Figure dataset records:
◆ ◆ ◆ ◆ ◆

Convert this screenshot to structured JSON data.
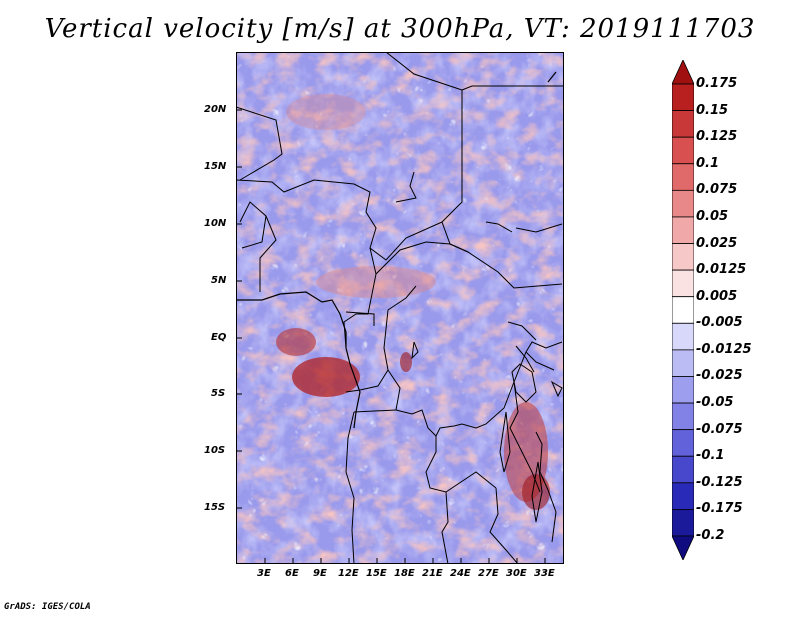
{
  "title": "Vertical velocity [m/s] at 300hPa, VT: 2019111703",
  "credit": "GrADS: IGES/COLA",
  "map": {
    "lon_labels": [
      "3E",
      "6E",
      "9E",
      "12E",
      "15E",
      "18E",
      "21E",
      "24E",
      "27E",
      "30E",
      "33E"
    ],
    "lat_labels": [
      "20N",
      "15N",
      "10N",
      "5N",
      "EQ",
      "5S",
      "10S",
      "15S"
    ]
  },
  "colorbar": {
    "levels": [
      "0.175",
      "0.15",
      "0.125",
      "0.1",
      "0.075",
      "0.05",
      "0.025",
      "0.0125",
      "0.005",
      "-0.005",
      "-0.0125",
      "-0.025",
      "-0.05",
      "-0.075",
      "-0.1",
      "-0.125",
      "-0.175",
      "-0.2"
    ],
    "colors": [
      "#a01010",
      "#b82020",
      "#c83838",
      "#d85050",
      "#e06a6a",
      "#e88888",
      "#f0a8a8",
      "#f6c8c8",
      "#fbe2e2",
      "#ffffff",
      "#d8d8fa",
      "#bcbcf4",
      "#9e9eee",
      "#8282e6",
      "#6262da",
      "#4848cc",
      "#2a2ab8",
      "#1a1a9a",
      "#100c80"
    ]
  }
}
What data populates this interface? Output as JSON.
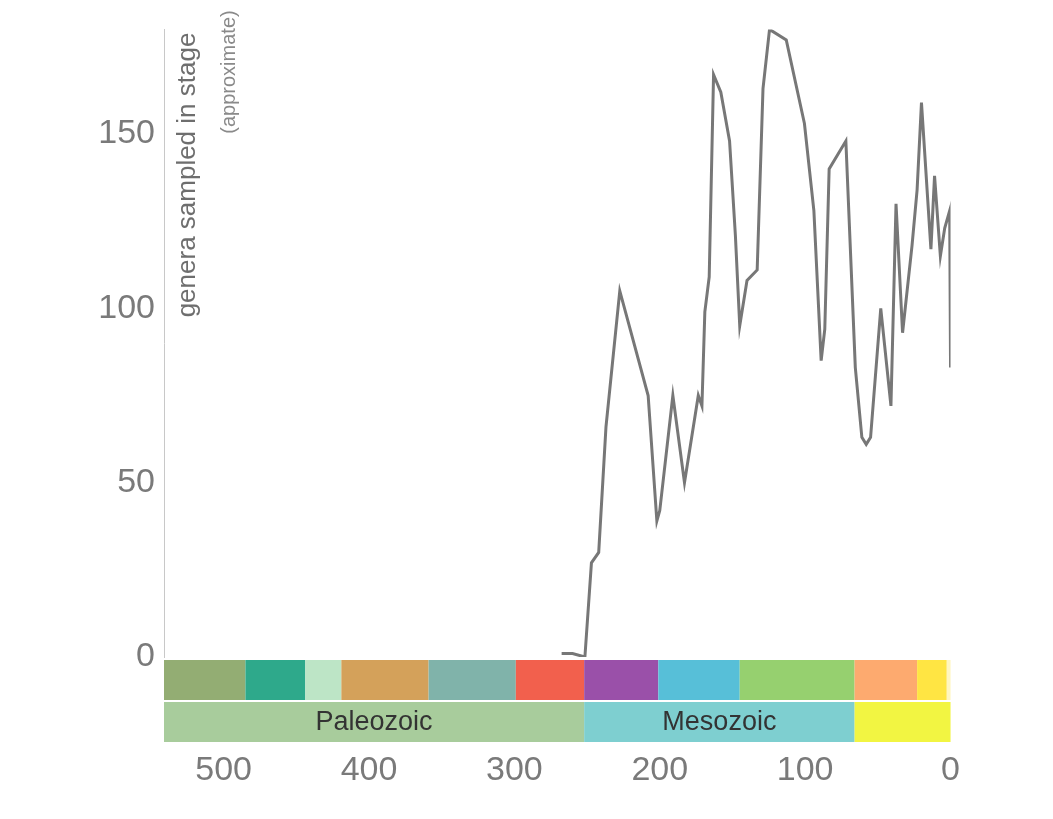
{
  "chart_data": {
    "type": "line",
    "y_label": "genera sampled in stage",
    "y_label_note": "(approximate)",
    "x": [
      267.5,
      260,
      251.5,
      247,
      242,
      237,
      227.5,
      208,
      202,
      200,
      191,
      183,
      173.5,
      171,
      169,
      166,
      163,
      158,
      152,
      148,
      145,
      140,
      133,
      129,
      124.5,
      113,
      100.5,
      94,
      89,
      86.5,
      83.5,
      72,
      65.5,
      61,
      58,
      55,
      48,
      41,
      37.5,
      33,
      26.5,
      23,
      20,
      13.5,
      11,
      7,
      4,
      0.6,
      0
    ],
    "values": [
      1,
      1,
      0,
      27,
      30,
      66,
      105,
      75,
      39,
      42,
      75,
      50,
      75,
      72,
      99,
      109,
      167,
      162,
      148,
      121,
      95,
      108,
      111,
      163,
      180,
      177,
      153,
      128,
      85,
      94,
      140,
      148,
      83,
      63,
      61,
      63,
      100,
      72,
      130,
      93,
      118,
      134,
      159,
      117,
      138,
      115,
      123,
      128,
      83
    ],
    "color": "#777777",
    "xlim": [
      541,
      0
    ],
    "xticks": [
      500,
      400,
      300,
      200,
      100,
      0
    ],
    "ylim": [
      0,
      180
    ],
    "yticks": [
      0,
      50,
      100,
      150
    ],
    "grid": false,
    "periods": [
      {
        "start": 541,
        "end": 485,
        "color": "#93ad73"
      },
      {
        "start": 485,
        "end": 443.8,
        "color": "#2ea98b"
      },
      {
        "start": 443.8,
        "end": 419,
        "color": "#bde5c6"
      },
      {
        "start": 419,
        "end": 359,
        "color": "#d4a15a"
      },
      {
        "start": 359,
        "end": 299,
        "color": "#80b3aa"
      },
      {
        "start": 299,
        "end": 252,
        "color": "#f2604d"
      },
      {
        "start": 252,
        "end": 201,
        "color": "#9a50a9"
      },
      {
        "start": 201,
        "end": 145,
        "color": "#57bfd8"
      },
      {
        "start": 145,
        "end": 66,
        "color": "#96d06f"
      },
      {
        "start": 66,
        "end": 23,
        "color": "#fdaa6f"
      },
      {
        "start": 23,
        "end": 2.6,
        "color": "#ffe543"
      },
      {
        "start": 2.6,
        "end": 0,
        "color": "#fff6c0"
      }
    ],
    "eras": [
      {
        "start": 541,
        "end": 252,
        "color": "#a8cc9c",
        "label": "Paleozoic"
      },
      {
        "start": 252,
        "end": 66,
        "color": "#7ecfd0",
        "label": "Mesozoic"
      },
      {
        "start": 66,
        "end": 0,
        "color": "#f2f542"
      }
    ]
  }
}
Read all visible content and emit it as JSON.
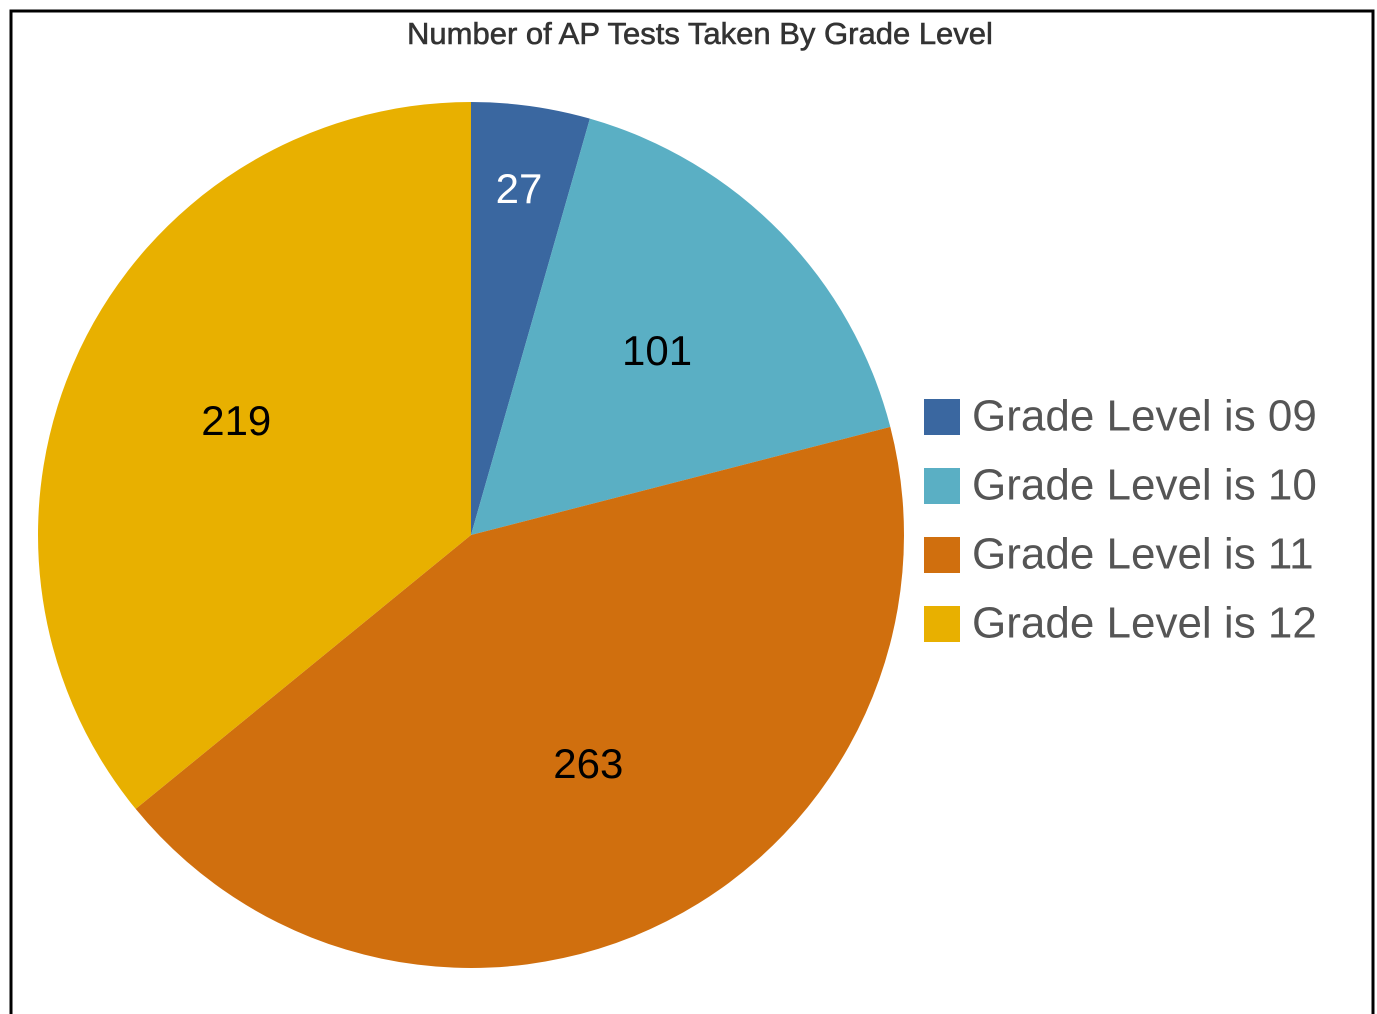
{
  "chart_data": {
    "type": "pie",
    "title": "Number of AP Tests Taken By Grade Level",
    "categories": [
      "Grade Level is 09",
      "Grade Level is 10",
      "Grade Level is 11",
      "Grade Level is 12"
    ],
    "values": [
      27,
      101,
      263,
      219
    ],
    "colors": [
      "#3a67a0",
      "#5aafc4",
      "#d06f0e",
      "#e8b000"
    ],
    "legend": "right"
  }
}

◆ ◆ ◆ ◆ ◆

Directions for this task
Write every entry out again exactly, dropping the pictures.

Reply
Convert this screenshot to structured JSON data.
{
  "title": "Vertical velocity [m/s] at 300hPa, VT: 2019111703",
  "credit": "GrADS: IGES/COLA",
  "map": {
    "lon_labels": [
      "3E",
      "6E",
      "9E",
      "12E",
      "15E",
      "18E",
      "21E",
      "24E",
      "27E",
      "30E",
      "33E"
    ],
    "lat_labels": [
      "20N",
      "15N",
      "10N",
      "5N",
      "EQ",
      "5S",
      "10S",
      "15S"
    ]
  },
  "colorbar": {
    "levels": [
      "0.175",
      "0.15",
      "0.125",
      "0.1",
      "0.075",
      "0.05",
      "0.025",
      "0.0125",
      "0.005",
      "-0.005",
      "-0.0125",
      "-0.025",
      "-0.05",
      "-0.075",
      "-0.1",
      "-0.125",
      "-0.175",
      "-0.2"
    ],
    "colors": [
      "#a01010",
      "#b82020",
      "#c83838",
      "#d85050",
      "#e06a6a",
      "#e88888",
      "#f0a8a8",
      "#f6c8c8",
      "#fbe2e2",
      "#ffffff",
      "#d8d8fa",
      "#bcbcf4",
      "#9e9eee",
      "#8282e6",
      "#6262da",
      "#4848cc",
      "#2a2ab8",
      "#1a1a9a",
      "#100c80"
    ]
  }
}
What data populates this interface? Output as JSON.
{
  "chart_data": {
    "type": "line",
    "y_label": "genera sampled in stage",
    "y_label_note": "(approximate)",
    "x": [
      267.5,
      260,
      251.5,
      247,
      242,
      237,
      227.5,
      208,
      202,
      200,
      191,
      183,
      173.5,
      171,
      169,
      166,
      163,
      158,
      152,
      148,
      145,
      140,
      133,
      129,
      124.5,
      113,
      100.5,
      94,
      89,
      86.5,
      83.5,
      72,
      65.5,
      61,
      58,
      55,
      48,
      41,
      37.5,
      33,
      26.5,
      23,
      20,
      13.5,
      11,
      7,
      4,
      0.6,
      0
    ],
    "values": [
      1,
      1,
      0,
      27,
      30,
      66,
      105,
      75,
      39,
      42,
      75,
      50,
      75,
      72,
      99,
      109,
      167,
      162,
      148,
      121,
      95,
      108,
      111,
      163,
      180,
      177,
      153,
      128,
      85,
      94,
      140,
      148,
      83,
      63,
      61,
      63,
      100,
      72,
      130,
      93,
      118,
      134,
      159,
      117,
      138,
      115,
      123,
      128,
      83
    ],
    "color": "#777777",
    "xlim": [
      541,
      0
    ],
    "xticks": [
      500,
      400,
      300,
      200,
      100,
      0
    ],
    "ylim": [
      0,
      180
    ],
    "yticks": [
      0,
      50,
      100,
      150
    ],
    "grid": false,
    "periods": [
      {
        "start": 541,
        "end": 485,
        "color": "#93ad73"
      },
      {
        "start": 485,
        "end": 443.8,
        "color": "#2ea98b"
      },
      {
        "start": 443.8,
        "end": 419,
        "color": "#bde5c6"
      },
      {
        "start": 419,
        "end": 359,
        "color": "#d4a15a"
      },
      {
        "start": 359,
        "end": 299,
        "color": "#80b3aa"
      },
      {
        "start": 299,
        "end": 252,
        "color": "#f2604d"
      },
      {
        "start": 252,
        "end": 201,
        "color": "#9a50a9"
      },
      {
        "start": 201,
        "end": 145,
        "color": "#57bfd8"
      },
      {
        "start": 145,
        "end": 66,
        "color": "#96d06f"
      },
      {
        "start": 66,
        "end": 23,
        "color": "#fdaa6f"
      },
      {
        "start": 23,
        "end": 2.6,
        "color": "#ffe543"
      },
      {
        "start": 2.6,
        "end": 0,
        "color": "#fff6c0"
      }
    ],
    "eras": [
      {
        "start": 541,
        "end": 252,
        "color": "#a8cc9c",
        "label": "Paleozoic"
      },
      {
        "start": 252,
        "end": 66,
        "color": "#7ecfd0",
        "label": "Mesozoic"
      },
      {
        "start": 66,
        "end": 0,
        "color": "#f2f542"
      }
    ]
  }
}
Read all visible content and emit it as JSON.
{
  "chart_data": {
    "type": "pie",
    "title": "Number of AP Tests Taken By Grade Level",
    "categories": [
      "Grade Level is 09",
      "Grade Level is 10",
      "Grade Level is 11",
      "Grade Level is 12"
    ],
    "values": [
      27,
      101,
      263,
      219
    ],
    "colors": [
      "#3a67a0",
      "#5aafc4",
      "#d06f0e",
      "#e8b000"
    ],
    "legend": "right"
  }
}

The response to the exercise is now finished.